Set down exactly the lines from the one containing "Give me a plain-text" through the last line of the records below, both included, and nothing else.

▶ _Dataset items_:
————
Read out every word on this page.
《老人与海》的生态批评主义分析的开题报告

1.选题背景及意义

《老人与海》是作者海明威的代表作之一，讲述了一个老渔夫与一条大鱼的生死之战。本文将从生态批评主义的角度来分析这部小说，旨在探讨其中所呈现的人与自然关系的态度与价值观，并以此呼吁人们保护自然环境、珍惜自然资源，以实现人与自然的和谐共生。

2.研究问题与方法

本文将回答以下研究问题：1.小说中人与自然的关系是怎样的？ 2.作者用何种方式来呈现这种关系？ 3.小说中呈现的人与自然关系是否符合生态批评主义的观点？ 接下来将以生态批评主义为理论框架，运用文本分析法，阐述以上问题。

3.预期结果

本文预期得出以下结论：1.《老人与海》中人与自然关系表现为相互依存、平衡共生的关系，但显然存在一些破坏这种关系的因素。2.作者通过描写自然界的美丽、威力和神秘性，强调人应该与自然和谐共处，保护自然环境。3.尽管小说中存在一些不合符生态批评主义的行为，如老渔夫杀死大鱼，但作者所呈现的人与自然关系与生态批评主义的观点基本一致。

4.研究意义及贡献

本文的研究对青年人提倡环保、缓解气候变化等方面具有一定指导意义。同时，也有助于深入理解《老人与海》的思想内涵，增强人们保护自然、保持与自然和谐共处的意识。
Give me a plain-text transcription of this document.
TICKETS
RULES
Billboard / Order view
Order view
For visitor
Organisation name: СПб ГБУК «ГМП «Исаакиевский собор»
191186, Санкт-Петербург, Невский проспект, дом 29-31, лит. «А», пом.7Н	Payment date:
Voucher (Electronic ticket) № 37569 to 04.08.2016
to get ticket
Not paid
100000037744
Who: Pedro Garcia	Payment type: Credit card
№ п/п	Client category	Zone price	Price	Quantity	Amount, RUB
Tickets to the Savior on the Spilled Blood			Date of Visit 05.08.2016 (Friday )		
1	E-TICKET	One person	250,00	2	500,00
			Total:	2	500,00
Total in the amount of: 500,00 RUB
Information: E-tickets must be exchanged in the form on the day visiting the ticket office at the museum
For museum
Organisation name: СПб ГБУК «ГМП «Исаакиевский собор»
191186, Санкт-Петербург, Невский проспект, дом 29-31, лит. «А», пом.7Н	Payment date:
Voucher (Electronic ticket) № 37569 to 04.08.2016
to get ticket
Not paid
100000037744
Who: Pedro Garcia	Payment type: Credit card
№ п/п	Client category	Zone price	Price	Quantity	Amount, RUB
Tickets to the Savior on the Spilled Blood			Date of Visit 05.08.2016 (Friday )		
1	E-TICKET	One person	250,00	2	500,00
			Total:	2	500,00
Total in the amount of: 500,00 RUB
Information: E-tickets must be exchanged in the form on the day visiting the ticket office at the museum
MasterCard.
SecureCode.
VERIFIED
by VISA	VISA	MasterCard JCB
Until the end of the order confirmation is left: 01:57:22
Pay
————
▶ _PROBLEM SOLUTION_:
Give me a plain-text transcription of this document.
TICKETS
RULES
Billboard / Order view
Order view
For visitor
Organisation name: СПб ГБУК «ГМП «Исаакиевский собор»
191186, Санкт-Петербург, Невский проспект, дом 29-31, лит. «А», пом.7Н	Payment date:
Voucher (Electronic ticket) № 37569 to 04.08.2016
to get ticket
Not paid
100000037744
Who: Pedro Garcia	Payment type: Credit card
№ п/п	Client category	Zone price	Price	Quantity	Amount, RUB
Tickets to the Savior on the Spilled Blood			Date of Visit 05.08.2016 (Friday )		
1	E-TICKET	One person	250,00	2	500,00
			Total:	2	500,00
Total in the amount of: 500,00 RUB
Information: E-tickets must be exchanged in the form on the day visiting the ticket office at the museum
For museum
Organisation name: СПб ГБУК «ГМП «Исаакиевский собор»
191186, Санкт-Петербург, Невский проспект, дом 29-31, лит. «А», пом.7Н	Payment date:
Voucher (Electronic ticket) № 37569 to 04.08.2016
to get ticket
Not paid
100000037744
Who: Pedro Garcia	Payment type: Credit card
№ п/п	Client category	Zone price	Price	Quantity	Amount, RUB
Tickets to the Savior on the Spilled Blood			Date of Visit 05.08.2016 (Friday )		
1	E-TICKET	One person	250,00	2	500,00
			Total:	2	500,00
Total in the amount of: 500,00 RUB
Information: E-tickets must be exchanged in the form on the day visiting the ticket office at the museum
MasterCard.
SecureCode.
VERIFIED
by VISA	VISA	MasterCard JCB
Until the end of the order confirmation is left: 01:57:22
Pay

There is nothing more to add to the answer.